- Records from a collection:
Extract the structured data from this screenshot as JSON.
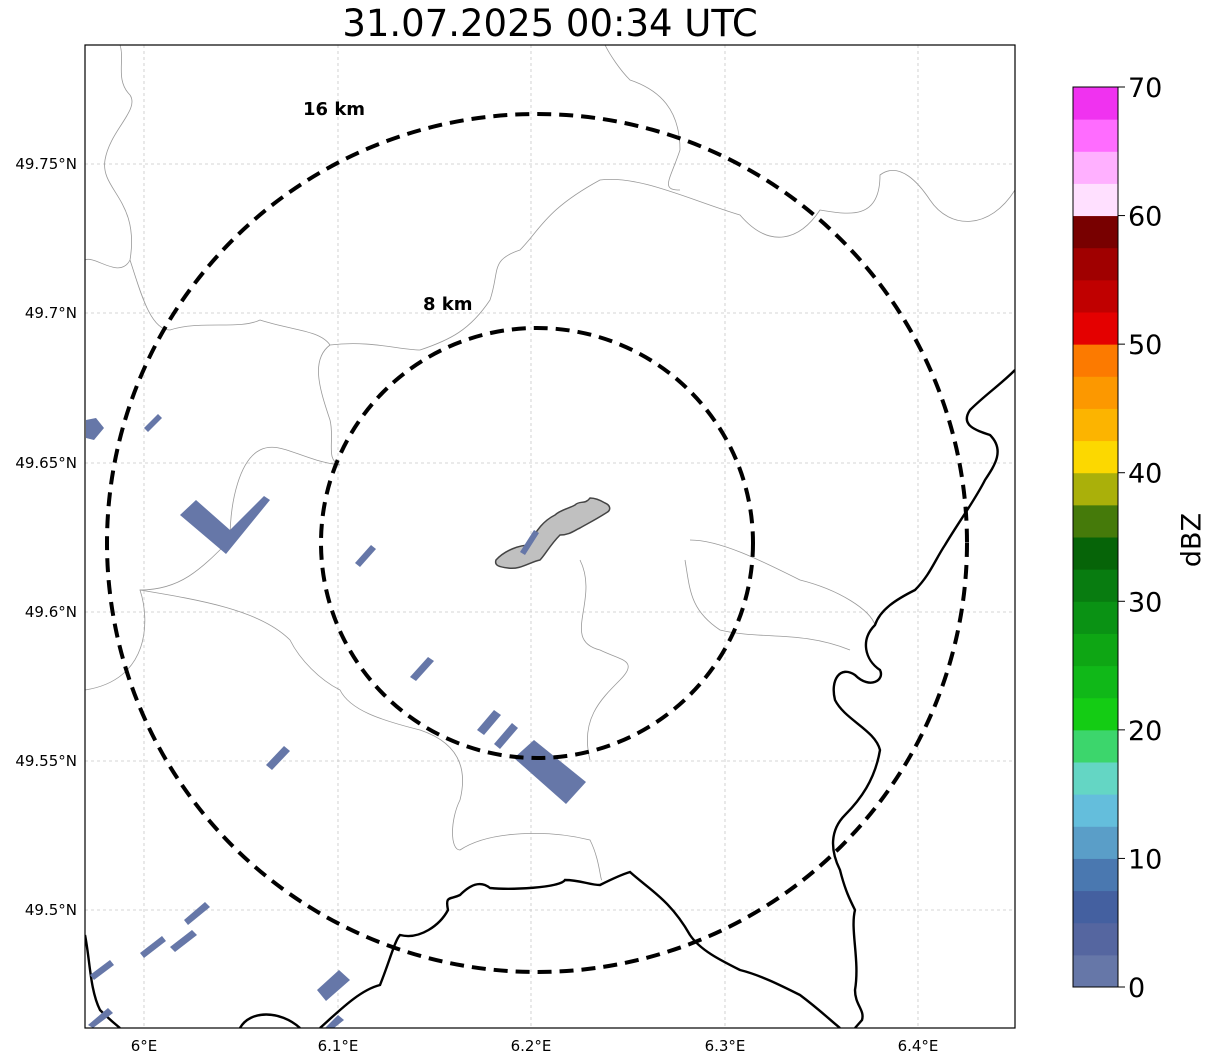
{
  "title": "31.07.2025 00:34 UTC",
  "map": {
    "latitude_labels": [
      "49.75°N",
      "49.7°N",
      "49.65°N",
      "49.6°N",
      "49.55°N",
      "49.5°N"
    ],
    "longitude_labels": [
      "6°E",
      "6.1°E",
      "6.2°E",
      "6.3°E",
      "6.4°E"
    ],
    "range_rings": [
      {
        "label": "16 km",
        "radius_km": 16
      },
      {
        "label": "8 km",
        "radius_km": 8
      }
    ],
    "reflectivity_color": "#6677a8",
    "city_fill_color": "#c0c0c0",
    "gridlines": "dashed",
    "borders": [
      "national",
      "municipal"
    ]
  },
  "colorbar": {
    "label": "dBZ",
    "ticks": [
      "0",
      "10",
      "20",
      "30",
      "40",
      "50",
      "60",
      "70"
    ],
    "min": 0,
    "max": 70,
    "step": 2.5,
    "colors": [
      "#6677a8",
      "#5566a0",
      "#4460a0",
      "#4a78b0",
      "#5a9ec8",
      "#64bedc",
      "#64d6c4",
      "#3cd66c",
      "#14cc14",
      "#10b818",
      "#0ea614",
      "#0a9214",
      "#087c10",
      "#066408",
      "#457a0a",
      "#aab00a",
      "#fcd800",
      "#fcb400",
      "#fc9800",
      "#fc7a00",
      "#e40000",
      "#c00000",
      "#a00000",
      "#780000",
      "#ffe0ff",
      "#ffb0ff",
      "#ff6cff",
      "#f032f0"
    ]
  }
}
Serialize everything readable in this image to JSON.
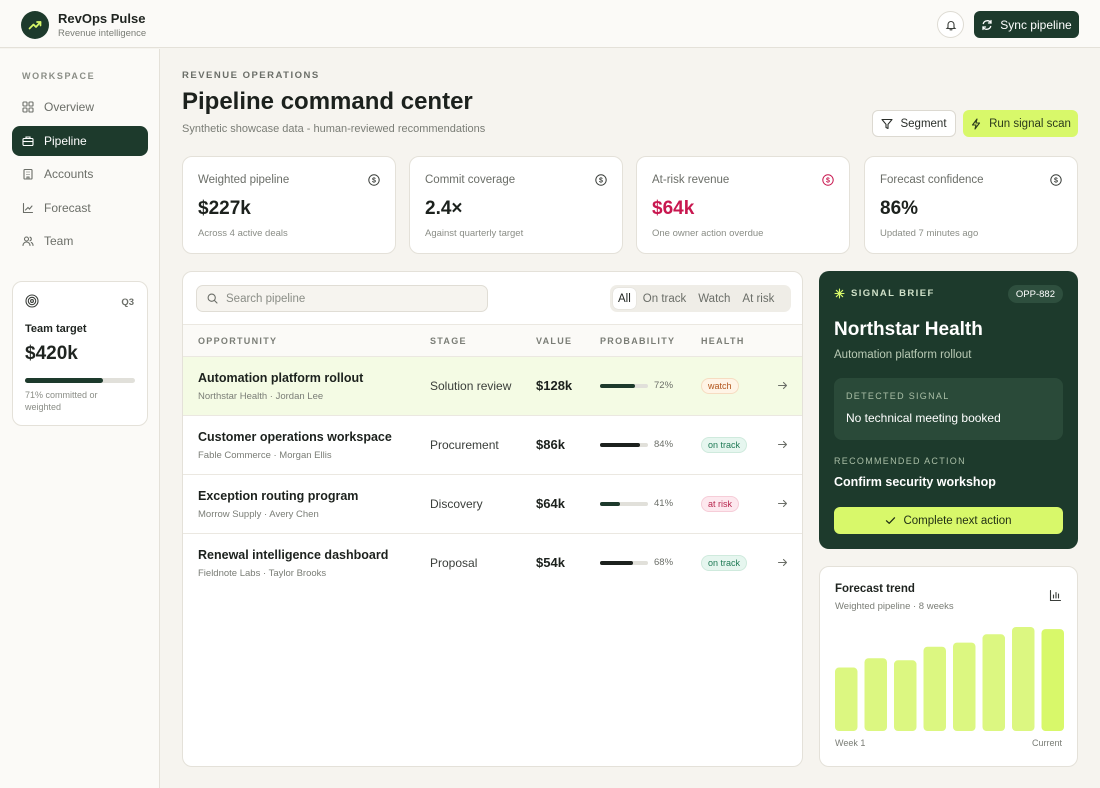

- Written exercise:
All of the material above is to be copied exactly, except for its images.

- Reply:
Extract the structured data from this screenshot as JSON.
{
  "title": "31.07.2025 00:34 UTC",
  "map": {
    "latitude_labels": [
      "49.75°N",
      "49.7°N",
      "49.65°N",
      "49.6°N",
      "49.55°N",
      "49.5°N"
    ],
    "longitude_labels": [
      "6°E",
      "6.1°E",
      "6.2°E",
      "6.3°E",
      "6.4°E"
    ],
    "range_rings": [
      {
        "label": "16 km",
        "radius_km": 16
      },
      {
        "label": "8 km",
        "radius_km": 8
      }
    ],
    "reflectivity_color": "#6677a8",
    "city_fill_color": "#c0c0c0",
    "gridlines": "dashed",
    "borders": [
      "national",
      "municipal"
    ]
  },
  "colorbar": {
    "label": "dBZ",
    "ticks": [
      "0",
      "10",
      "20",
      "30",
      "40",
      "50",
      "60",
      "70"
    ],
    "min": 0,
    "max": 70,
    "step": 2.5,
    "colors": [
      "#6677a8",
      "#5566a0",
      "#4460a0",
      "#4a78b0",
      "#5a9ec8",
      "#64bedc",
      "#64d6c4",
      "#3cd66c",
      "#14cc14",
      "#10b818",
      "#0ea614",
      "#0a9214",
      "#087c10",
      "#066408",
      "#457a0a",
      "#aab00a",
      "#fcd800",
      "#fcb400",
      "#fc9800",
      "#fc7a00",
      "#e40000",
      "#c00000",
      "#a00000",
      "#780000",
      "#ffe0ff",
      "#ffb0ff",
      "#ff6cff",
      "#f032f0"
    ]
  }
}
Serialize everything readable in this image to JSON.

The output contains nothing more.